**Required work:**
Reproduce exactly the lines below, starting at the line that contains "Transcribe the text in this document." and ending with the last line of the records, both included; leave out any pictures.
- - -
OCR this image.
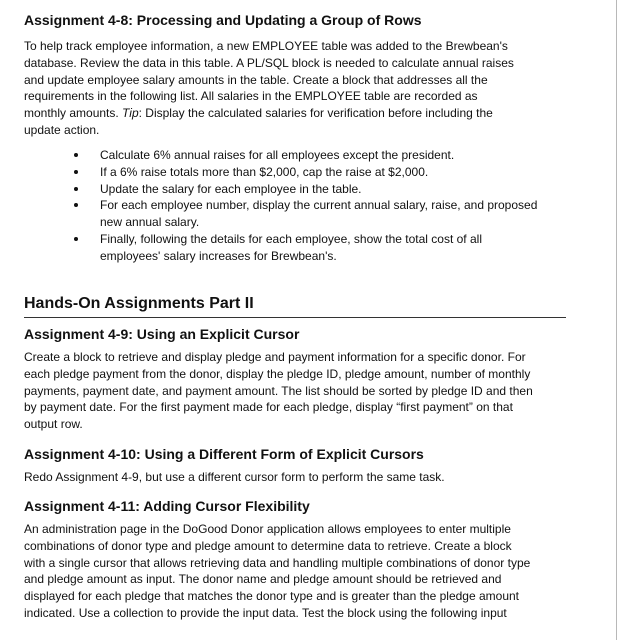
Assignment 4-8: Processing and Updating a Group of Rows
To help track employee information, a new EMPLOYEE table was added to the Brewbean's
database. Review the data in this table. A PL/SQL block is needed to calculate annual raises
and update employee salary amounts in the table. Create a block that addresses all the
requirements in the following list. All salaries in the EMPLOYEE table are recorded as
monthly amounts. Tip: Display the calculated salaries for verification before including the
update action.
Calculate 6% annual raises for all employees except the president.
If a 6% raise totals more than $2,000, cap the raise at $2,000.
Update the salary for each employee in the table.
For each employee number, display the current annual salary, raise, and proposed
new annual salary.
Finally, following the details for each employee, show the total cost of all
employees' salary increases for Brewbean's.
Hands-On Assignments Part II
Assignment 4-9: Using an Explicit Cursor
Create a block to retrieve and display pledge and payment information for a specific donor. For
each pledge payment from the donor, display the pledge ID, pledge amount, number of monthly
payments, payment date, and payment amount. The list should be sorted by pledge ID and then
by payment date. For the first payment made for each pledge, display “first payment” on that
output row.
Assignment 4-10: Using a Different Form of Explicit Cursors
Redo Assignment 4-9, but use a different cursor form to perform the same task.
Assignment 4-11: Adding Cursor Flexibility
An administration page in the DoGood Donor application allows employees to enter multiple
combinations of donor type and pledge amount to determine data to retrieve. Create a block
with a single cursor that allows retrieving data and handling multiple combinations of donor type
and pledge amount as input. The donor name and pledge amount should be retrieved and
displayed for each pledge that matches the donor type and is greater than the pledge amount
indicated. Use a collection to provide the input data. Test the block using the following input
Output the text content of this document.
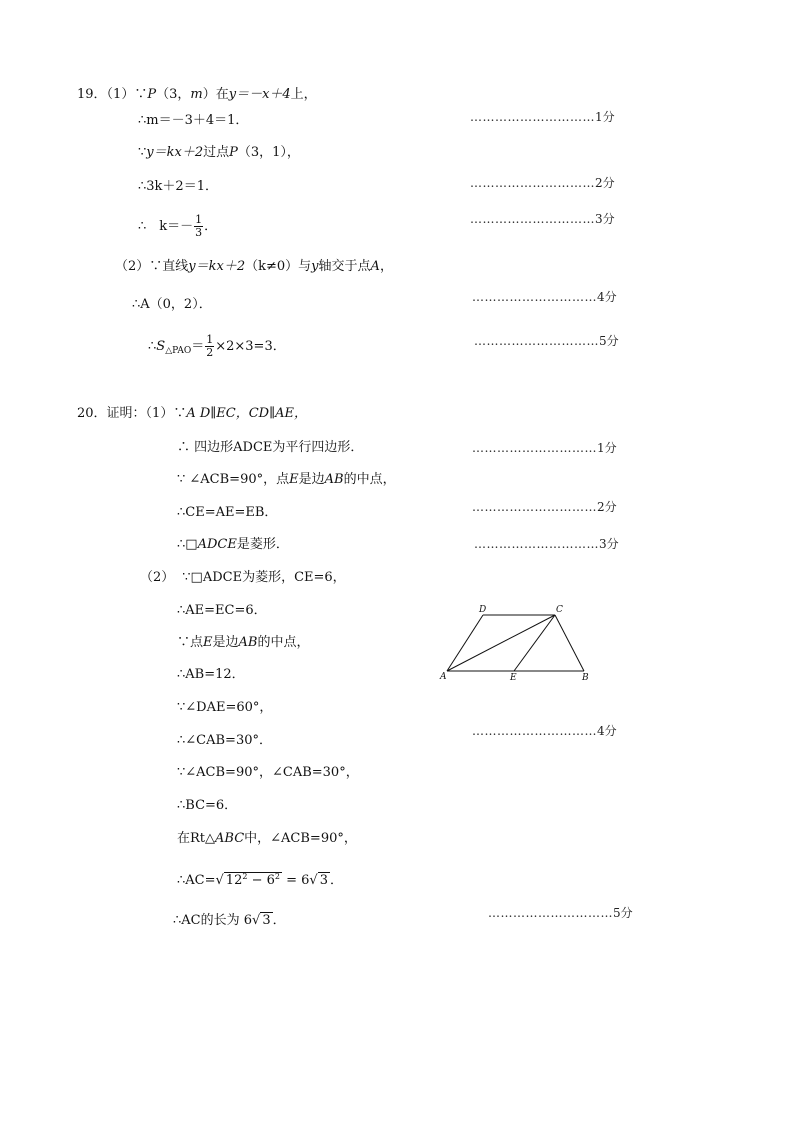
19．（1）∵P（3，m）在y＝－x＋4上，
∴m＝－3＋4＝1．	…………………………1分
∵y＝kx＋2过点P（3，1），
∴3k＋2＝1．	…………………………2分
∴　$k=- \frac{1}{3}$ ．	…………………………3分
（2）∵直线y＝kx＋2（k≠0）与y轴交于点A，
∴A（0，2）．	…………………………4分
$\therefore S_{\triangle PAO}= \frac{1}{2} \times 2\times 3=3$．	…………………………5分
20．证明：（1）∵A D∥EC，CD∥AE，
∴ 四边形ADCE为平行四边形．	…………………………1分
∵ ∠ACB=90°，点E是边AB的中点，
∴CE=AE=EB．	…………………………2分
∴□ADCE是菱形．	…………………………3分
（2） ∵□ADCE为菱形，CE=6，
∴AE=EC=6．
∵点E是边AB的中点，
∴AB=12．
∵∠DAE=60°，
∴∠CAB=30°．
…………………………4分
∵∠ACB=90°，∠CAB=30°，
∴BC=6．
在Rt△ABC中，∠ACB=90°，
∴AC=√ $12^2 - 6^2 = 6√$ 3 ．
∴AC的长为 6√ 3 ．	…………………………5分
D	C
A	E	B
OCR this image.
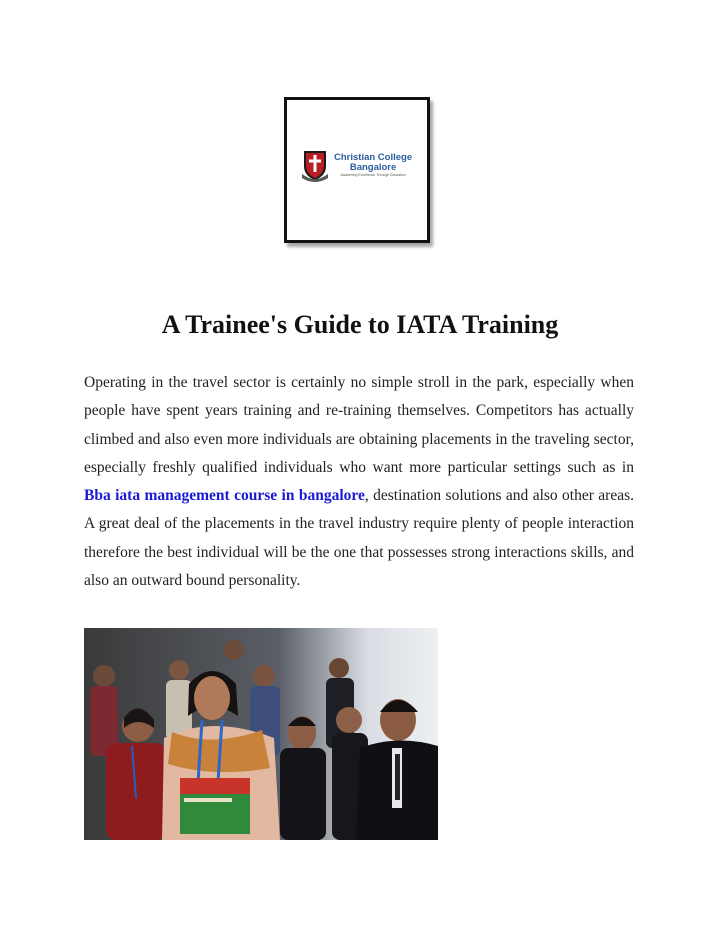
Christian College
Bangalore
Awakening Excellence Through Education
A Trainee's Guide to IATA Training
Operating in the travel sector is certainly no simple stroll in the park, especially when people have spent years training and re-training themselves. Competitors has actually climbed and also even more individuals are obtaining placements in the traveling sector, especially freshly qualified individuals who want more particular settings such as in Bba iata management course in bangalore, destination solutions and also other areas. A great deal of the placements in the travel industry require plenty of people interaction therefore the best individual will be the one that possesses strong interactions skills, and also an outward bound personality.
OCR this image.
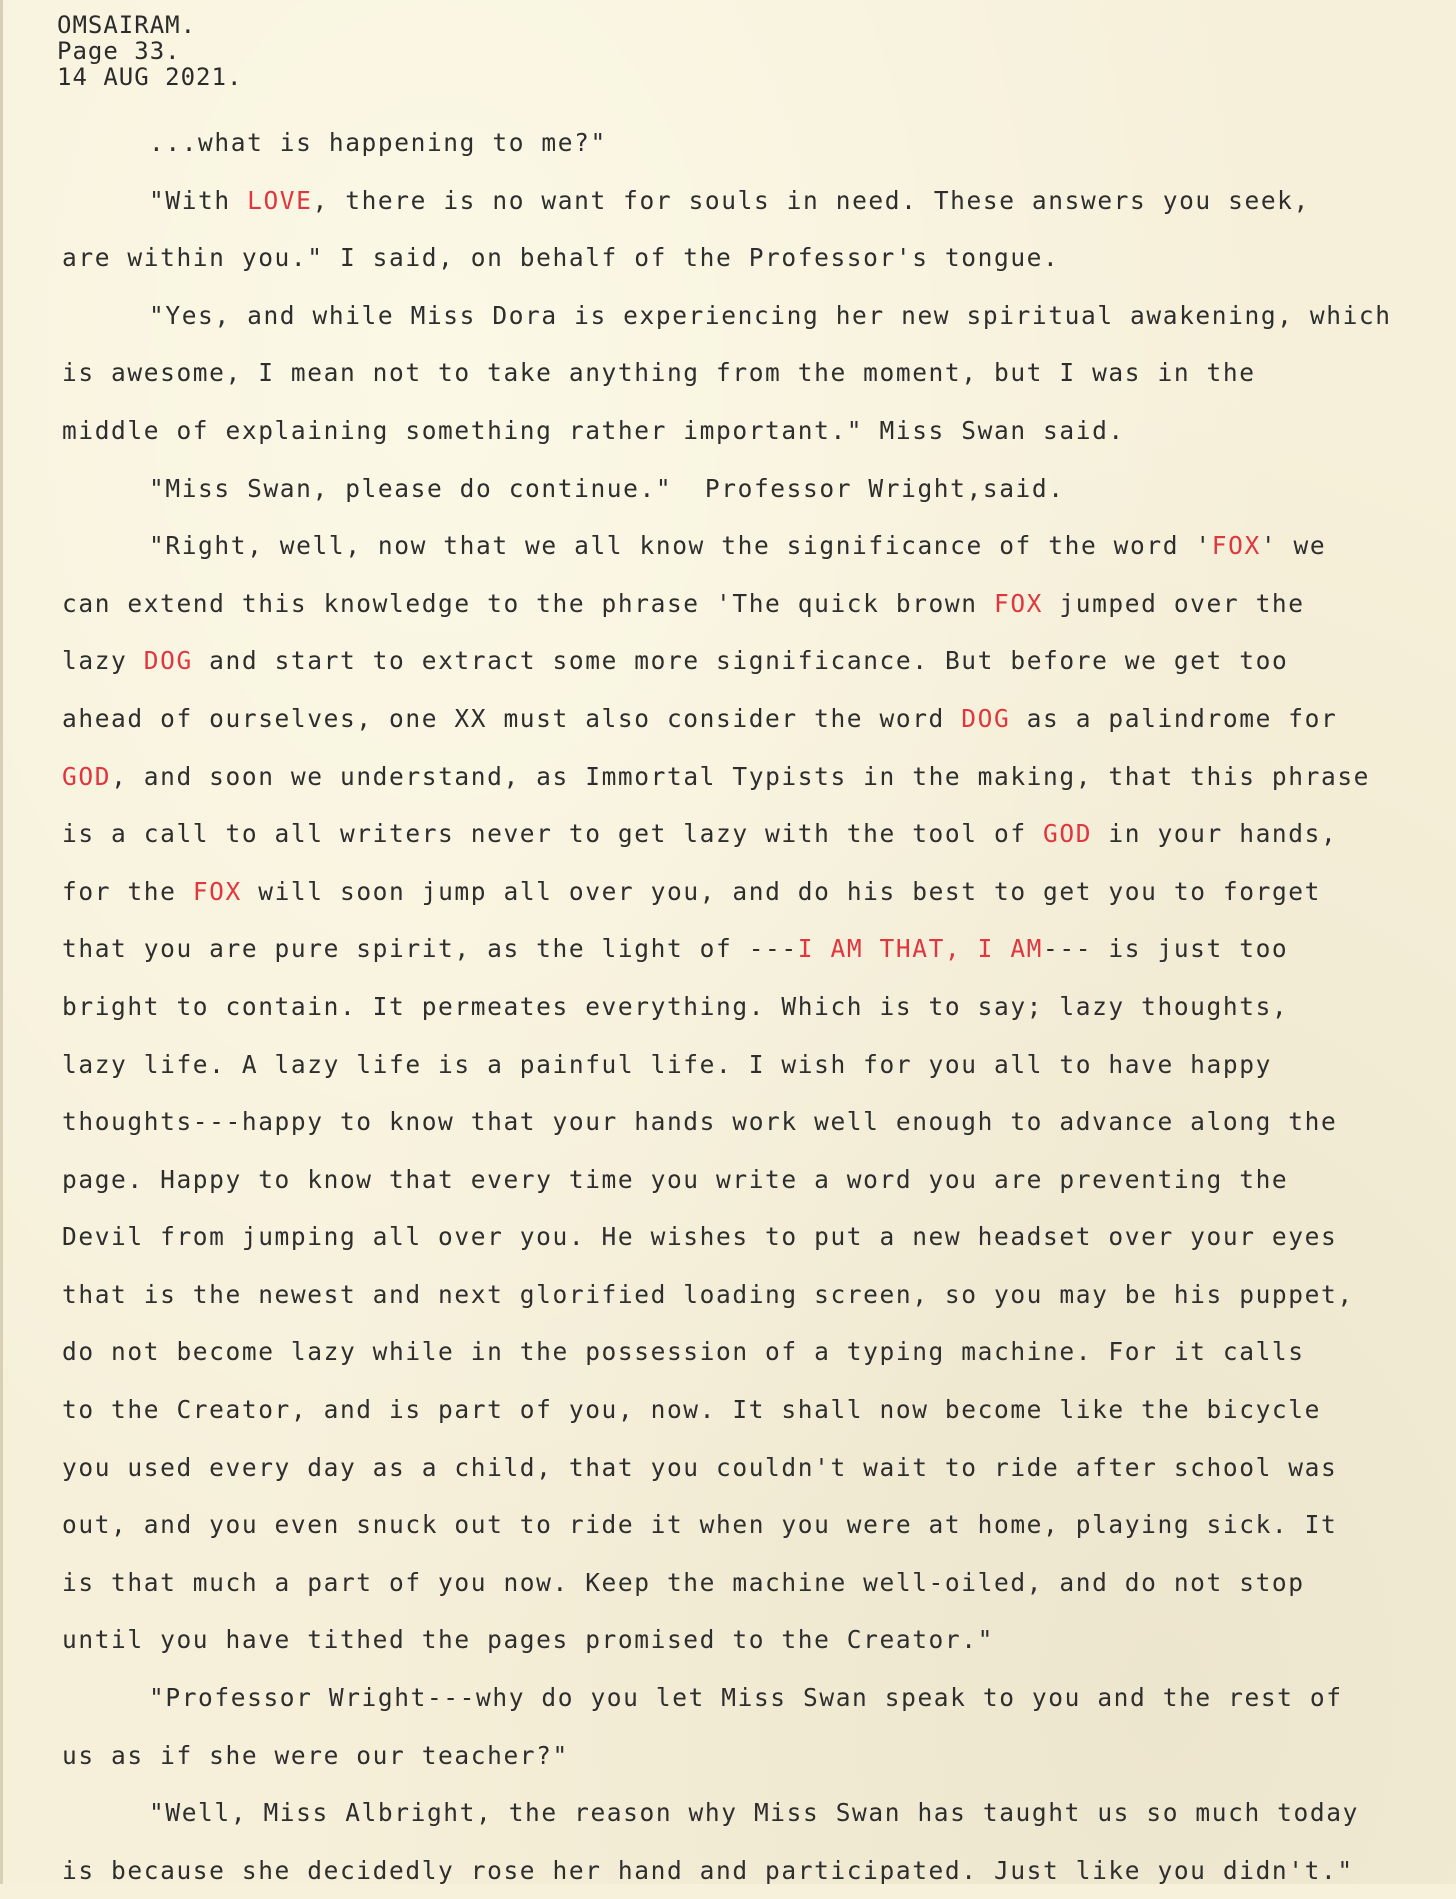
OMSAIRAM.
Page 33.
14 AUG 2021.
...what is happening to me?"
"With LOVE, there is no want for souls in need. These answers you seek,
are within you." I said, on behalf of the Professor's tongue.
"Yes, and while Miss Dora is experiencing her new spiritual awakening, which
is awesome, I mean not to take anything from the moment, but I was in the
middle of explaining something rather important." Miss Swan said.
"Miss Swan, please do continue."  Professor Wright,said.
"Right, well, now that we all know the significance of the word 'FOX' we
can extend this knowledge to the phrase 'The quick brown FOX jumped over the
lazy DOG and start to extract some more significance. But before we get too
ahead of ourselves, one XX must also consider the word DOG as a palindrome for
GOD, and soon we understand, as Immortal Typists in the making, that this phrase
is a call to all writers never to get lazy with the tool of GOD in your hands,
for the FOX will soon jump all over you, and do his best to get you to forget
that you are pure spirit, as the light of ---I AM THAT, I AM--- is just too
bright to contain. It permeates everything. Which is to say; lazy thoughts,
lazy life. A lazy life is a painful life. I wish for you all to have happy
thoughts---happy to know that your hands work well enough to advance along the
page. Happy to know that every time you write a word you are preventing the
Devil from jumping all over you. He wishes to put a new headset over your eyes
that is the newest and next glorified loading screen, so you may be his puppet,
do not become lazy while in the possession of a typing machine. For it calls
to the Creator, and is part of you, now. It shall now become like the bicycle
you used every day as a child, that you couldn't wait to ride after school was
out, and you even snuck out to ride it when you were at home, playing sick. It
is that much a part of you now. Keep the machine well-oiled, and do not stop
until you have tithed the pages promised to the Creator."
"Professor Wright---why do you let Miss Swan speak to you and the rest of
us as if she were our teacher?"
"Well, Miss Albright, the reason why Miss Swan has taught us so much today
is because she decidedly rose her hand and participated. Just like you didn't."
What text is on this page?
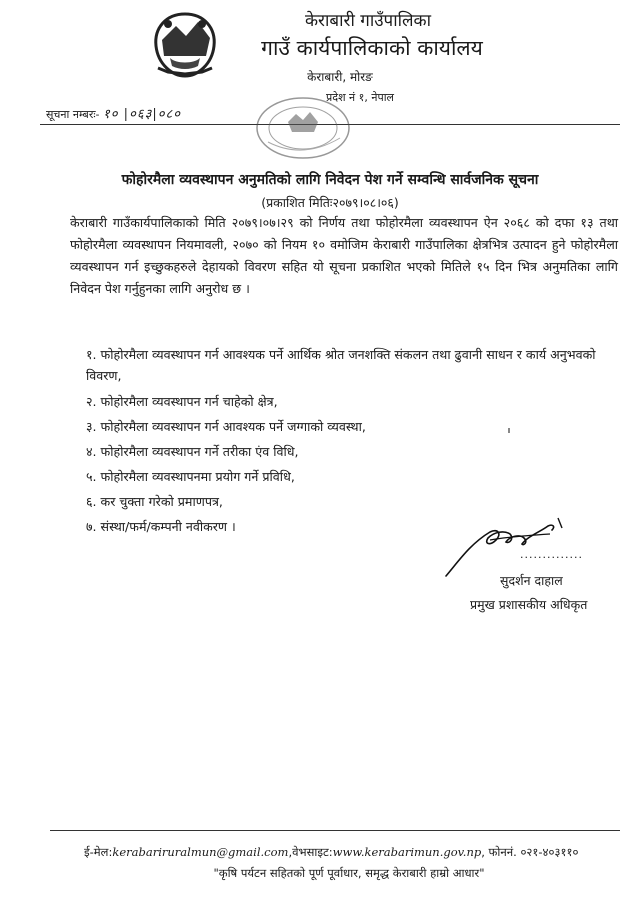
केराबारी गाउँपालिका
गाउँ कार्यपालिकाको कार्यालय
केराबारी, मोरङ
प्रदेश नं १, नेपाल
सूचना नम्बरः- १० |०६३|०८०
फोहोरमैला व्यवस्थापन अनुमतिको लागि निवेदन पेश गर्ने सम्वन्धि सार्वजनिक सूचना
(प्रकाशित मितिः२०७९।०८।०६)
केराबारी गाउँकार्यपालिकाको मिति २०७९।०७।२९ को निर्णय तथा फोहोरमैला व्यवस्थापन ऐन २०६८ को दफा १३ तथा फोहोरमैला व्यवस्थापन नियमावली, २०७० को नियम १० वमोजिम केराबारी गाउँपालिका क्षेत्रभित्र उत्पादन हुने फोहोरमैला व्यवस्थापन गर्न इच्छुकहरुले देहायको विवरण सहित यो सूचना प्रकाशित भएको मितिले १५ दिन भित्र अनुमतिका लागि निवेदन पेश गर्नुहुनका लागि अनुरोध छ ।
१. फोहोरमैला व्यवस्थापन गर्न आवश्यक पर्ने आर्थिक श्रोत जनशक्ति संकलन तथा ढुवानी साधन र कार्य अनुभवको विवरण,
२. फोहोरमैला व्यवस्थापन गर्न चाहेको क्षेत्र,
३. फोहोरमैला व्यवस्थापन गर्न आवश्यक पर्ने जग्गाको व्यवस्था,
४. फोहोरमैला व्यवस्थापन गर्ने तरीका एंव विधि,
५. फोहोरमैला व्यवस्थापनमा प्रयोग गर्ने प्रविधि,
६. कर चुक्ता गरेको प्रमाणपत्र,
७. संस्था/फर्म/कम्पनी नवीकरण ।
..............
सुदर्शन दाहाल
प्रमुख प्रशासकीय अधिकृत
ई-मेल:kerabariruralmun@gmail.com,वेभसाइट:www.kerabarimun.gov.np, फोननं. ०२१-४०३११०
"कृषि पर्यटन सहितको पूर्ण पूर्वाधार, समृद्ध केराबारी हाम्रो आधार"
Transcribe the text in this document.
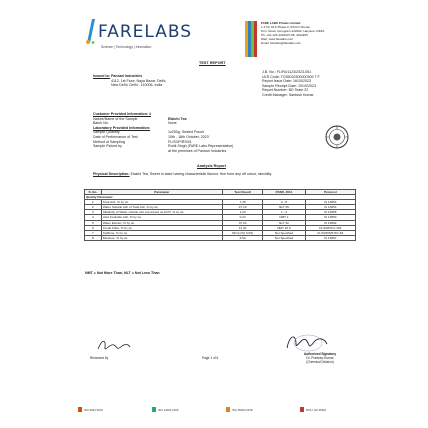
FARELABS
Science | Technology | Innovation
FARE LABS Private Limited
L-17/3, DLF Phase-II, IFFCO Chowk,
M.G. Road, Gurugram-122002, Haryana, INDIA
Ph: +91-124-4223207-08, 4034205
Web: www.farelabs.com
Email: farelabs@farelabs.com
TEST REPORT
Issued to: Pansari Industries
4112, 1st Floor, Naya Bazar, Delhi,
New Delhi, Delhi - 110006, India
J.B. No.: FL/FA/1123/2023-051
ULR Code: TC55032300000309 7 F
Report Issue Date: 16/10/2023
Sample Receipt Date: 10/10/2023
Report Number: BD Team 22
Credit Manager: Santosh Kumar
Customer Provided Information: #
Nature/Name of the Sample	Elaichi Tea
Batch No.	None
Laboratory Provided Information:
Sample Quantity	1x250g, Sealed Pouch
Date of Performance of Test	10th - 16th October, 2023
Method of Sampling	FL/SOP/RS/01
Sample Picked by	Rohit Singh (FARE Labs Representative)
at the premises of Pansari Industries
Analysis Report
Physical Description: Elaichi Tea, Sweet in taste having characteristic flavour, free from any off odour, rancidity.
S. No.	Parameter	Test Result	FSSR, 2011	Protocol
Quality Parameter:				
1	Total Ash, % by wt.	7.30	4 - 8	IS 13854
2	Water Soluble Ash of Total Ash, % by wt.	47.19	NLT 45	IS 13854
3	Alkalinity of Water soluble ash expressed as KOH, % by wt.	1.20	1 - 3	IS 13856
4	Acid Insoluble Ash, % by wt.	0.24	NMT 1	IS 13853
5	Water Extract, % by wt.	37.20	NLT 32	IS 13862
6	Crude Fiber, % by wt.	11.30	NMT 16.5	FL/SOP/FC-154
7	Caffeine, % by wt.	ND (LOQ 0.05)	Not Specified	FL/SOP/MT/FC-63
8	Moisture, % by wt.	6.50	Not Specified	IS 13857
NMT = Not More Than, NLT = Not Less Than
Reviewed by	Page 1 of 6
Authorized Signatory
Dr. Pradeep Kumar
(Chemical Division)
ISO 9001:2015	ISO 14001:2015	ISO 45001:2018	MOU: HZ 45001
- - -
**Correct output:**
Transcribe the text in this document.
FARELABS
Science | Technology | Innovation
FARE LABS Private Limited
L-17/3, DLF Phase-II, IFFCO Chowk,
M.G. Road, Gurugram-122002, Haryana, INDIA
Ph: +91-124-4223207-08, 4034205
Web: www.farelabs.com
Email: farelabs@farelabs.com
TEST REPORT
Issued to: Pansari Industries
4112, 1st Floor, Naya Bazar, Delhi,
New Delhi, Delhi - 110006, India
J.B. No.: FL/FA/1123/2023-051
ULR Code: TC55032300000309 7 F
Report Issue Date: 16/10/2023
Sample Receipt Date: 10/10/2023
Report Number: BD Team 22
Credit Manager: Santosh Kumar
Customer Provided Information: #
Nature/Name of the Sample	Elaichi Tea
Batch No.	None
Laboratory Provided Information:
Sample Quantity	1x250g, Sealed Pouch
Date of Performance of Test	10th - 16th October, 2023
Method of Sampling	FL/SOP/RS/01
Sample Picked by	Rohit Singh (FARE Labs Representative)
at the premises of Pansari Industries
Analysis Report
Physical Description: Elaichi Tea, Sweet in taste having characteristic flavour, free from any off odour, rancidity.
S. No.	Parameter	Test Result	FSSR, 2011	Protocol
Quality Parameter:				
1	Total Ash, % by wt.	7.30	4 - 8	IS 13854
2	Water Soluble Ash of Total Ash, % by wt.	47.19	NLT 45	IS 13854
3	Alkalinity of Water soluble ash expressed as KOH, % by wt.	1.20	1 - 3	IS 13856
4	Acid Insoluble Ash, % by wt.	0.24	NMT 1	IS 13853
5	Water Extract, % by wt.	37.20	NLT 32	IS 13862
6	Crude Fiber, % by wt.	11.30	NMT 16.5	FL/SOP/FC-154
7	Caffeine, % by wt.	ND (LOQ 0.05)	Not Specified	FL/SOP/MT/FC-63
8	Moisture, % by wt.	6.50	Not Specified	IS 13857
NMT = Not More Than, NLT = Not Less Than
Reviewed by	Page 1 of 6
Authorized Signatory
Dr. Pradeep Kumar
(Chemical Division)
ISO 9001:2015	ISO 14001:2015	ISO 45001:2018	MOU: HZ 45001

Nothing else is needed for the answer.